#### [PROMPT]
The lines to be copied run from the one containing "Decode this image" to the end of the material below; reproduce them exactly, including both ends, and nothing more.
-- START OF INFORMATION SUPPLIED --
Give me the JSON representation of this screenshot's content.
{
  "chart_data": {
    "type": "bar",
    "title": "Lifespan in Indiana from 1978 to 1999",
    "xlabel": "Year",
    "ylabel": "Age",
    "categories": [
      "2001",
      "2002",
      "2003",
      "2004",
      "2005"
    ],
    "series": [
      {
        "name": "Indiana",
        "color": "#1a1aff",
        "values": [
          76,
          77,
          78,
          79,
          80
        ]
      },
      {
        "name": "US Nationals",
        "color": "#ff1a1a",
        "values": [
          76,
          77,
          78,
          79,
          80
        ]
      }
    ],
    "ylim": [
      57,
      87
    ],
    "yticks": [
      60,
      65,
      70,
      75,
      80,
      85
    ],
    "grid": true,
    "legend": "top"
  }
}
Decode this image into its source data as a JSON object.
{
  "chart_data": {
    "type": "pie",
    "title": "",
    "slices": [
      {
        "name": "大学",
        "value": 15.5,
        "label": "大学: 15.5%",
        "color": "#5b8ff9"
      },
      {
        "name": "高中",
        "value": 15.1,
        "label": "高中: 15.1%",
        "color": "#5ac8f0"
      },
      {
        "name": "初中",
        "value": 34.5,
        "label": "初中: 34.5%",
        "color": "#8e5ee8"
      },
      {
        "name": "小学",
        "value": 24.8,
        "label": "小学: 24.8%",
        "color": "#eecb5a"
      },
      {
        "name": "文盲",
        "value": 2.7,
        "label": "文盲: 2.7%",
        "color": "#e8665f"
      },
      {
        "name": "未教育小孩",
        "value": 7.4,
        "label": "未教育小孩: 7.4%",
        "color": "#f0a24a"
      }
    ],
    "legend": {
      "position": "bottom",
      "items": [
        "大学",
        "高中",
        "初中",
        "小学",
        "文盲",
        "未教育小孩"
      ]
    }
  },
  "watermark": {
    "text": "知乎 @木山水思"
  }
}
-- END OF INFORMATION SUPPLIED --
#### [RESULT]
Decode this image into its source data as a JSON object.
{
  "chart_data": {
    "type": "pie",
    "title": "",
    "slices": [
      {
        "name": "大学",
        "value": 15.5,
        "label": "大学: 15.5%",
        "color": "#5b8ff9"
      },
      {
        "name": "高中",
        "value": 15.1,
        "label": "高中: 15.1%",
        "color": "#5ac8f0"
      },
      {
        "name": "初中",
        "value": 34.5,
        "label": "初中: 34.5%",
        "color": "#8e5ee8"
      },
      {
        "name": "小学",
        "value": 24.8,
        "label": "小学: 24.8%",
        "color": "#eecb5a"
      },
      {
        "name": "文盲",
        "value": 2.7,
        "label": "文盲: 2.7%",
        "color": "#e8665f"
      },
      {
        "name": "未教育小孩",
        "value": 7.4,
        "label": "未教育小孩: 7.4%",
        "color": "#f0a24a"
      }
    ],
    "legend": {
      "position": "bottom",
      "items": [
        "大学",
        "高中",
        "初中",
        "小学",
        "文盲",
        "未教育小孩"
      ]
    }
  },
  "watermark": {
    "text": "知乎 @木山水思"
  }
}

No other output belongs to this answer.